• What the task asks: Transcribe all the entries word for word, skipping the pictures.

---------- Data for this task

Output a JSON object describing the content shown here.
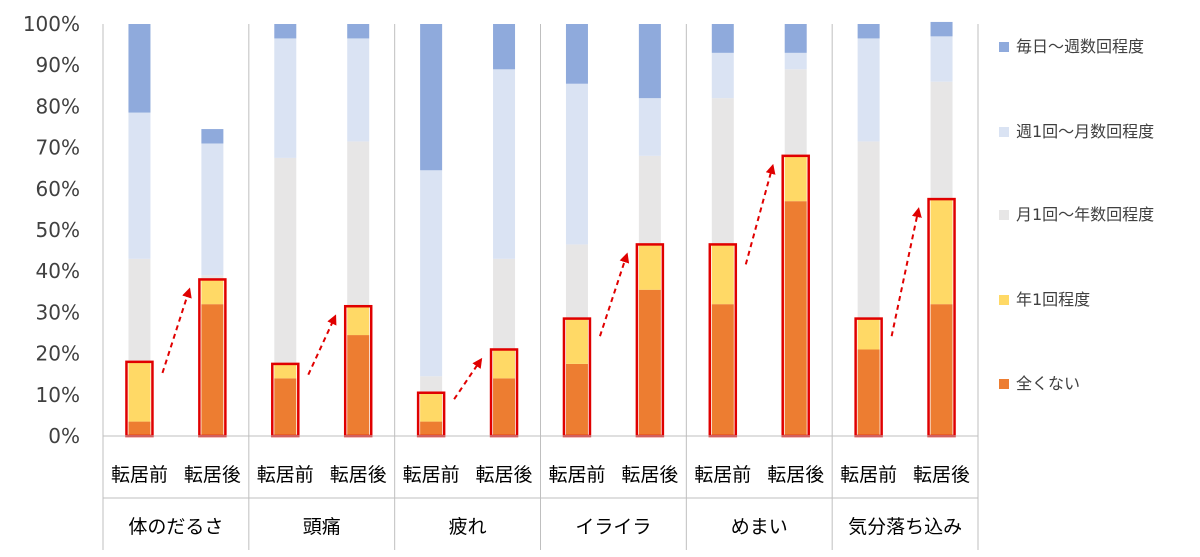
{
  "chart_data": {
    "type": "bar",
    "stacked": true,
    "ylim": [
      0,
      100
    ],
    "y_ticks": [
      "0%",
      "10%",
      "20%",
      "30%",
      "40%",
      "50%",
      "60%",
      "70%",
      "80%",
      "90%",
      "100%"
    ],
    "groups": [
      "体のだるさ",
      "頭痛",
      "疲れ",
      "イライラ",
      "めまい",
      "気分落ち込み"
    ],
    "bar_labels": [
      "転居前",
      "転居後"
    ],
    "categories": [
      "体のだるさ 転居前",
      "体のだるさ 転居後",
      "頭痛 転居前",
      "頭痛 転居後",
      "疲れ 転居前",
      "疲れ 転居後",
      "イライラ 転居前",
      "イライラ 転居後",
      "めまい 転居前",
      "めまい 転居後",
      "気分落ち込み 転居前",
      "気分落ち込み 転居後"
    ],
    "series": [
      {
        "name": "全くない",
        "color": "#ED7D31",
        "values": [
          3.5,
          32,
          14,
          24.5,
          3.5,
          14,
          17.5,
          35.5,
          32,
          57,
          21,
          32
        ]
      },
      {
        "name": "年1回程度",
        "color": "#FFD966",
        "values": [
          14.5,
          6,
          3.5,
          7,
          7,
          7,
          11,
          11,
          14.5,
          11,
          7.5,
          25.5
        ]
      },
      {
        "name": "月1回～年数回程度",
        "color": "#E7E6E6",
        "values": [
          25,
          1,
          50,
          40,
          4,
          22,
          18,
          21.5,
          35.5,
          21,
          43,
          28.5
        ]
      },
      {
        "name": "週1回～月数回程度",
        "color": "#DAE3F3",
        "values": [
          35.5,
          32,
          29,
          25,
          50,
          46,
          39,
          14,
          11,
          4,
          25,
          11
        ]
      },
      {
        "name": "毎日～週数回程度",
        "color": "#8FAADC",
        "values": [
          21.5,
          3.5,
          3.5,
          3.5,
          35.5,
          11,
          14.5,
          18,
          7,
          7,
          3.5,
          3.5
        ]
      }
    ],
    "legend_order": [
      "毎日～週数回程度",
      "週1回～月数回程度",
      "月1回～年数回程度",
      "年1回程度",
      "全くない"
    ],
    "legend_position": "right",
    "highlight": {
      "outline_color": "#E00000",
      "arrow_color": "#E00000",
      "arrow_style": "dashed"
    },
    "grid": false
  }
}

--------------------

• Full output:
Output a JSON object describing the content shown here.
{
  "chart_data": {
    "type": "bar",
    "stacked": true,
    "ylim": [
      0,
      100
    ],
    "y_ticks": [
      "0%",
      "10%",
      "20%",
      "30%",
      "40%",
      "50%",
      "60%",
      "70%",
      "80%",
      "90%",
      "100%"
    ],
    "groups": [
      "体のだるさ",
      "頭痛",
      "疲れ",
      "イライラ",
      "めまい",
      "気分落ち込み"
    ],
    "bar_labels": [
      "転居前",
      "転居後"
    ],
    "categories": [
      "体のだるさ 転居前",
      "体のだるさ 転居後",
      "頭痛 転居前",
      "頭痛 転居後",
      "疲れ 転居前",
      "疲れ 転居後",
      "イライラ 転居前",
      "イライラ 転居後",
      "めまい 転居前",
      "めまい 転居後",
      "気分落ち込み 転居前",
      "気分落ち込み 転居後"
    ],
    "series": [
      {
        "name": "全くない",
        "color": "#ED7D31",
        "values": [
          3.5,
          32,
          14,
          24.5,
          3.5,
          14,
          17.5,
          35.5,
          32,
          57,
          21,
          32
        ]
      },
      {
        "name": "年1回程度",
        "color": "#FFD966",
        "values": [
          14.5,
          6,
          3.5,
          7,
          7,
          7,
          11,
          11,
          14.5,
          11,
          7.5,
          25.5
        ]
      },
      {
        "name": "月1回～年数回程度",
        "color": "#E7E6E6",
        "values": [
          25,
          1,
          50,
          40,
          4,
          22,
          18,
          21.5,
          35.5,
          21,
          43,
          28.5
        ]
      },
      {
        "name": "週1回～月数回程度",
        "color": "#DAE3F3",
        "values": [
          35.5,
          32,
          29,
          25,
          50,
          46,
          39,
          14,
          11,
          4,
          25,
          11
        ]
      },
      {
        "name": "毎日～週数回程度",
        "color": "#8FAADC",
        "values": [
          21.5,
          3.5,
          3.5,
          3.5,
          35.5,
          11,
          14.5,
          18,
          7,
          7,
          3.5,
          3.5
        ]
      }
    ],
    "legend_order": [
      "毎日～週数回程度",
      "週1回～月数回程度",
      "月1回～年数回程度",
      "年1回程度",
      "全くない"
    ],
    "legend_position": "right",
    "highlight": {
      "outline_color": "#E00000",
      "arrow_color": "#E00000",
      "arrow_style": "dashed"
    },
    "grid": false
  }
}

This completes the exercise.